*CHALLENGE*: Rewrite every line of the items below as a JSON list of strings, with one string per line and no strings for blank lines. Leave the pictures out of your answer.

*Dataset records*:
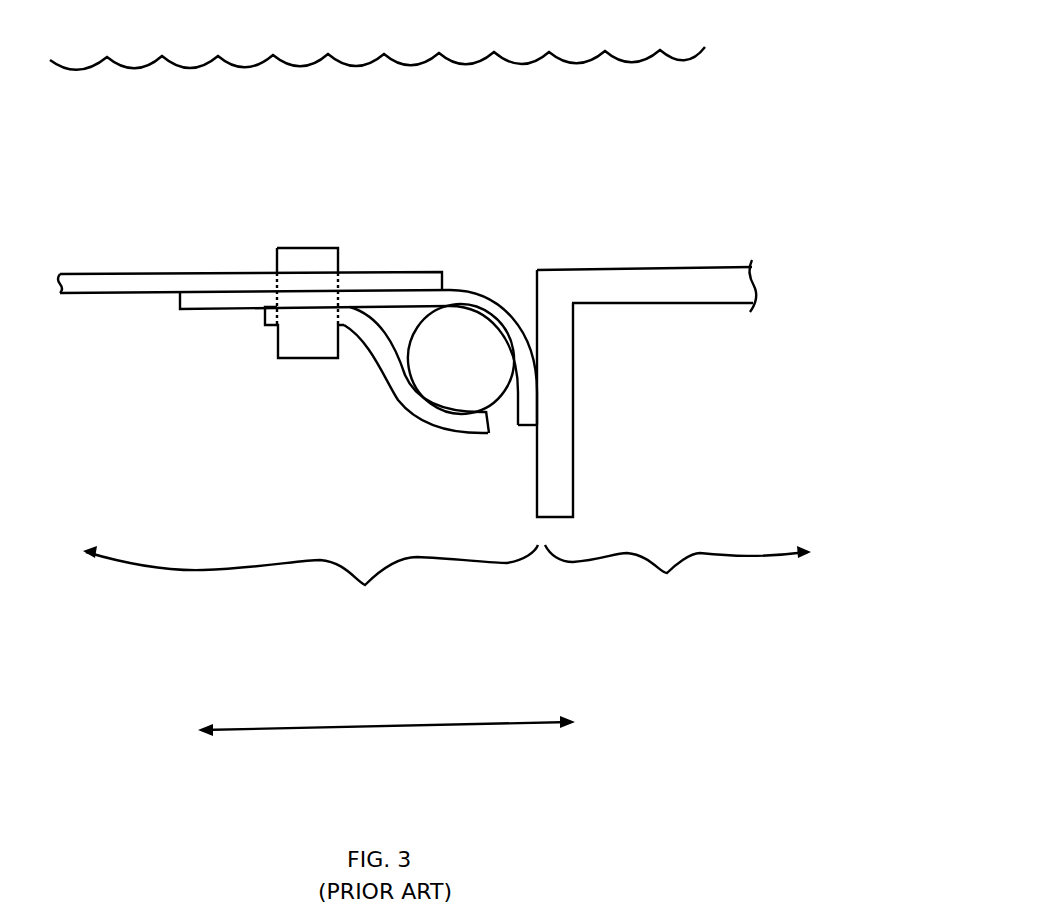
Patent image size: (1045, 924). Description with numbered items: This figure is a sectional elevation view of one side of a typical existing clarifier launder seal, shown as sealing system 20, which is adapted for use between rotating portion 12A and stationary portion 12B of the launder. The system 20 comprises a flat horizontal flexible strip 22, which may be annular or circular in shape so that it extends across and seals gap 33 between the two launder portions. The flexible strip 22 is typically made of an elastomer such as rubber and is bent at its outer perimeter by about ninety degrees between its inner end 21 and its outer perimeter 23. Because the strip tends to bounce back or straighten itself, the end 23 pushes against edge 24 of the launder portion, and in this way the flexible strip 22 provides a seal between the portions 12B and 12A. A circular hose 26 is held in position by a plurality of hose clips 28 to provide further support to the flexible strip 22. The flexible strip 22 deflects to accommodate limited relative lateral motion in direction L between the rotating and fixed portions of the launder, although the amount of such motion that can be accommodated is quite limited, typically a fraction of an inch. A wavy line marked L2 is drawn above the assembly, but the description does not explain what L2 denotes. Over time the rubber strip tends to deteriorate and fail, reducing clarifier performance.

The water level / liquid line L2 is at (366, 68).
The sealing system 20 is at (431, 165).
The inner end 21 is at (205, 301).
The flexible strip 22 is at (476, 298).
The outer perimeter 23 is at (528, 426).
The edge 24 is at (535, 301).
The circular hose 26 is at (460, 375).
The hose clips 28 is at (404, 392).
The gap 33 is at (510, 258).
The rotating portion 12A is at (678, 580).
The stationary portion 12B is at (310, 583).
The direction L is at (372, 727).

*RESPONSE*:
[
  "Patent image size: (1045, 924). Description with numbered items: This figure is a sectional elevation view of one side of a typical existing clarifier launder seal, shown as sealing system 20, which is adapted for use between rotating portion 12A and stationary portion 12B of the launder. The system 20 comprises a flat horizontal flexible strip 22, which may be annular or circular in shape so that it extends across and seals gap 33 between the two launder portions. The flexible strip 22 is typically made of an elastomer such as rubber and is bent at its outer perimeter by about ninety degrees between its inner end 21 and its outer perimeter 23. Because the strip tends to bounce back or straighten itself, the end 23 pushes against edge 24 of the launder portion, and in this way the flexible strip 22 provides a seal between the portions 12B and 12A. A circular hose 26 is held in position by a plurality of hose clips 28 to provide further support to the flexible strip 22. The flexible strip 22 deflects to accommodate limited relative lateral motion in direction L between the rotating and fixed portions of the launder, although the amount of such motion that can be accommodated is quite limited, typically a fraction of an inch. A wavy line marked L2 is drawn above the assembly, but the description does not explain what L2 denotes. Over time the rubber strip tends to deteriorate and fail, reducing clarifier performance.",
  "The water level / liquid line L2 is at (366, 68).",
  "The sealing system 20 is at (431, 165).",
  "The inner end 21 is at (205, 301).",
  "The flexible strip 22 is at (476, 298).",
  "The outer perimeter 23 is at (528, 426).",
  "The edge 24 is at (535, 301).",
  "The circular hose 26 is at (460, 375).",
  "The hose clips 28 is at (404, 392).",
  "The gap 33 is at (510, 258).",
  "The rotating portion 12A is at (678, 580).",
  "The stationary portion 12B is at (310, 583).",
  "The direction L is at (372, 727)."
]